The year 2021-22, under my presidency, will be the "Return to Normal Year". We need to find ways to go back to normal life, keep the tradition of the EFP, and strengthen the feeling of one community. My vision is to keep the EFP as the influential driving force of periodontology globally.  The strategy is to focus on improving periodontal health as part of oral and general health. For this, we need to find ways to work together with family physicians, who are the first line of medical treatment, and such collaboration will promote oral and general health.  Within the Federation, my goal is to boost the influence of female periodontists.  We have a new generation of high-quality professional women, but they are still underrepresented in the professional forums – and this is the time to change it.

Supplied entries:
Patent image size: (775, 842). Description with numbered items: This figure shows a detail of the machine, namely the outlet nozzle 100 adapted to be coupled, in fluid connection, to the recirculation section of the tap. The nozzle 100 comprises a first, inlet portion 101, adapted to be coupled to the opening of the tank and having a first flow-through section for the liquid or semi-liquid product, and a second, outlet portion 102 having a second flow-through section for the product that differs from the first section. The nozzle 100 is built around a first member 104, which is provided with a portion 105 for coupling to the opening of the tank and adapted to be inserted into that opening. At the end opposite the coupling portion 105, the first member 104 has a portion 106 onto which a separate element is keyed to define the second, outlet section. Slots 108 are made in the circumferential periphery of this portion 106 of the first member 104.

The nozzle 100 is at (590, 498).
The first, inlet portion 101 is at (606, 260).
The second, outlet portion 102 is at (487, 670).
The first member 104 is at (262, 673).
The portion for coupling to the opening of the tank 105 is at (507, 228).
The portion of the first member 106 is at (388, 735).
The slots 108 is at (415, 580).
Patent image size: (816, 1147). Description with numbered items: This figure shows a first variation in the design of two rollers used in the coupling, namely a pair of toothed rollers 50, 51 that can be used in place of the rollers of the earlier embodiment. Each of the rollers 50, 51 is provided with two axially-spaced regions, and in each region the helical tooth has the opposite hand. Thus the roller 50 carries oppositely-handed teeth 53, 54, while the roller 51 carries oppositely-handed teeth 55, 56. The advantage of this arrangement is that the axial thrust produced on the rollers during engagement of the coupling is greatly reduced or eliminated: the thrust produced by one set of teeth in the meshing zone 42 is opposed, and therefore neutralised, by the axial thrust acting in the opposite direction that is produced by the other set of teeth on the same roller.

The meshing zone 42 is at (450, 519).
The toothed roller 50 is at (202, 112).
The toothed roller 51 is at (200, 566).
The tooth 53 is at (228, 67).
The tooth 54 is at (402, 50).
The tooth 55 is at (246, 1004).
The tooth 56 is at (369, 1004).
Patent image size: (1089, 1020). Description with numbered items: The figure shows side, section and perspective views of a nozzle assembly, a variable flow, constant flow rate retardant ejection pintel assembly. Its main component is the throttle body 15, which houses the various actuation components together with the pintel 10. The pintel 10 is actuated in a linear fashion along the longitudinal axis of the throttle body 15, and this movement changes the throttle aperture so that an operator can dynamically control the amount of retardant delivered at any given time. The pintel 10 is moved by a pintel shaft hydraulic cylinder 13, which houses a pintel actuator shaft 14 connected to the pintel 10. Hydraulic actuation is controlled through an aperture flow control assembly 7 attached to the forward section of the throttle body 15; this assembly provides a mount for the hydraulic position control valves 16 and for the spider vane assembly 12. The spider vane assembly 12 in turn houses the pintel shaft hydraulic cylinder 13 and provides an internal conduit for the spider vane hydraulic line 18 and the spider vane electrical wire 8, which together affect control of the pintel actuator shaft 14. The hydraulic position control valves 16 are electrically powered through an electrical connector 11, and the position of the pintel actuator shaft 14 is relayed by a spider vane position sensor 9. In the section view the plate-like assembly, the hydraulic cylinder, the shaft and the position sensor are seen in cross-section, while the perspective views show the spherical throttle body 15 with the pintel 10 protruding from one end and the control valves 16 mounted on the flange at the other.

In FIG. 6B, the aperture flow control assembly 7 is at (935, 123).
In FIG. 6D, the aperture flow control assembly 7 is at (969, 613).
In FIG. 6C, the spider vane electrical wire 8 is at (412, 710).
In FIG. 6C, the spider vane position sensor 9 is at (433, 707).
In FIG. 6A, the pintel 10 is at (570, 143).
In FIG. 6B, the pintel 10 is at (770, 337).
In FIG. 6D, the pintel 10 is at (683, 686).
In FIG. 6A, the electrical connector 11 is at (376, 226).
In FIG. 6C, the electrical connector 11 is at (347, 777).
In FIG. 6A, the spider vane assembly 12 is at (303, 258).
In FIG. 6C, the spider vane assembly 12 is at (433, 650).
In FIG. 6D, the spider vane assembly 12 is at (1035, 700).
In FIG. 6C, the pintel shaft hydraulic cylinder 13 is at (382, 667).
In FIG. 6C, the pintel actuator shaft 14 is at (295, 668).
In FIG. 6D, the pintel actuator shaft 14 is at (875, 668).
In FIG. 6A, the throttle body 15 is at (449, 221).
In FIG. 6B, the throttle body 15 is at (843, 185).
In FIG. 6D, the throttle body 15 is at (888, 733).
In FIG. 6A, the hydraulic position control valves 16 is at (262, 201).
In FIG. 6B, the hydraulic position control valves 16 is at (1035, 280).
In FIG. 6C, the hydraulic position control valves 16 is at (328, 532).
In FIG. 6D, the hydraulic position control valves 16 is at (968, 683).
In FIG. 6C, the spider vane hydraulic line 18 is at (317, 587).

What is needed:
In the source text, what name is given to the year 2021-22?

Answer space:
The "Return to Normal Year"